● Stated goal
Omit all images, then return the remaining material exactly as it stands.

[BEGIN]

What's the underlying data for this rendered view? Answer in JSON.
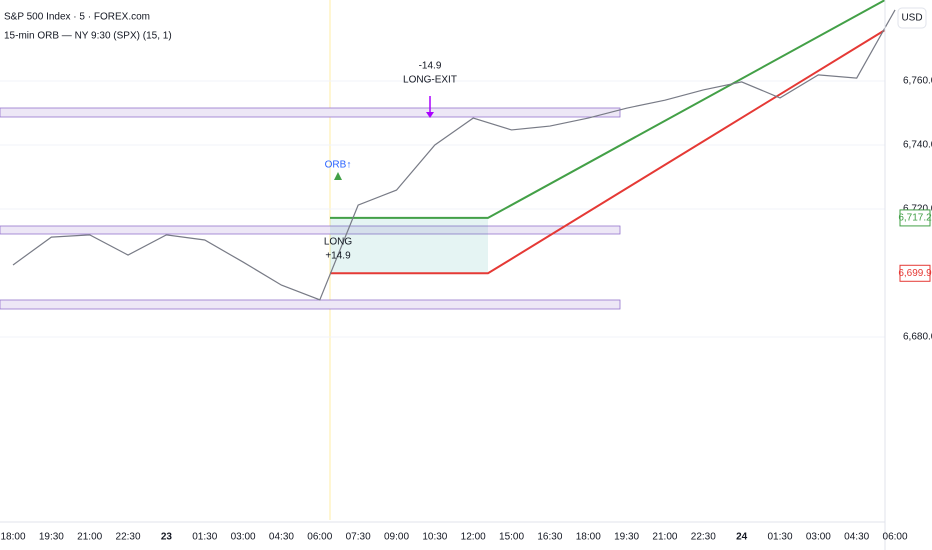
{
  "chart_data": {
    "type": "line",
    "title": "S&P 500 Index · 5 · FOREX.com",
    "subtitle": "15-min ORB — NY 9:30 (SPX) (15, 1)",
    "currency": "USD",
    "categories": [
      "18:00",
      "19:30",
      "21:00",
      "22:30",
      "23",
      "01:30",
      "03:00",
      "04:30",
      "06:00",
      "07:30",
      "09:00",
      "10:30",
      "12:00",
      "15:00",
      "16:30",
      "18:00",
      "19:30",
      "21:00",
      "22:30",
      "24",
      "01:30",
      "03:00",
      "04:30",
      "06:00"
    ],
    "series": [
      {
        "color": "#787b86",
        "values": [
          6702.5,
          6711.2,
          6711.9,
          6705.6,
          6711.9,
          6710.3,
          6703.4,
          6696.2,
          6691.6,
          6721.2,
          6725.9,
          6740.0,
          6748.4,
          6744.7,
          6745.9,
          6748.4,
          6751.5,
          6754.0,
          6757.2,
          6759.7,
          6754.7,
          6761.9,
          6760.9,
          6782.2
        ]
      }
    ],
    "ylim": [
      6622.8,
      6785.3
    ],
    "yticks": [
      {
        "value": 6680,
        "label": "6,680.0"
      },
      {
        "value": 6720,
        "label": "6,720.0"
      },
      {
        "value": 6740,
        "label": "6,740.0"
      },
      {
        "value": 6760,
        "label": "6,760.0"
      }
    ],
    "grid": true,
    "price_labels": [
      {
        "value": 6717.2,
        "label": "6,717.2",
        "color": "#43a047"
      },
      {
        "value": 6699.9,
        "label": "6,699.9",
        "color": "#e53935"
      }
    ],
    "annotations": [
      "ORB↑",
      "LONG",
      "+14.9",
      "-14.9",
      "LONG-EXIT"
    ]
  }
}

[END]

● Task output
What's the underlying data for this rendered view? Answer in JSON.
{
  "chart_data": {
    "type": "line",
    "title": "S&P 500 Index · 5 · FOREX.com",
    "subtitle": "15-min ORB — NY 9:30 (SPX) (15, 1)",
    "currency": "USD",
    "categories": [
      "18:00",
      "19:30",
      "21:00",
      "22:30",
      "23",
      "01:30",
      "03:00",
      "04:30",
      "06:00",
      "07:30",
      "09:00",
      "10:30",
      "12:00",
      "15:00",
      "16:30",
      "18:00",
      "19:30",
      "21:00",
      "22:30",
      "24",
      "01:30",
      "03:00",
      "04:30",
      "06:00"
    ],
    "series": [
      {
        "color": "#787b86",
        "values": [
          6702.5,
          6711.2,
          6711.9,
          6705.6,
          6711.9,
          6710.3,
          6703.4,
          6696.2,
          6691.6,
          6721.2,
          6725.9,
          6740.0,
          6748.4,
          6744.7,
          6745.9,
          6748.4,
          6751.5,
          6754.0,
          6757.2,
          6759.7,
          6754.7,
          6761.9,
          6760.9,
          6782.2
        ]
      }
    ],
    "ylim": [
      6622.8,
      6785.3
    ],
    "yticks": [
      {
        "value": 6680,
        "label": "6,680.0"
      },
      {
        "value": 6720,
        "label": "6,720.0"
      },
      {
        "value": 6740,
        "label": "6,740.0"
      },
      {
        "value": 6760,
        "label": "6,760.0"
      }
    ],
    "grid": true,
    "price_labels": [
      {
        "value": 6717.2,
        "label": "6,717.2",
        "color": "#43a047"
      },
      {
        "value": 6699.9,
        "label": "6,699.9",
        "color": "#e53935"
      }
    ],
    "annotations": [
      "ORB↑",
      "LONG",
      "+14.9",
      "-14.9",
      "LONG-EXIT"
    ]
  }
}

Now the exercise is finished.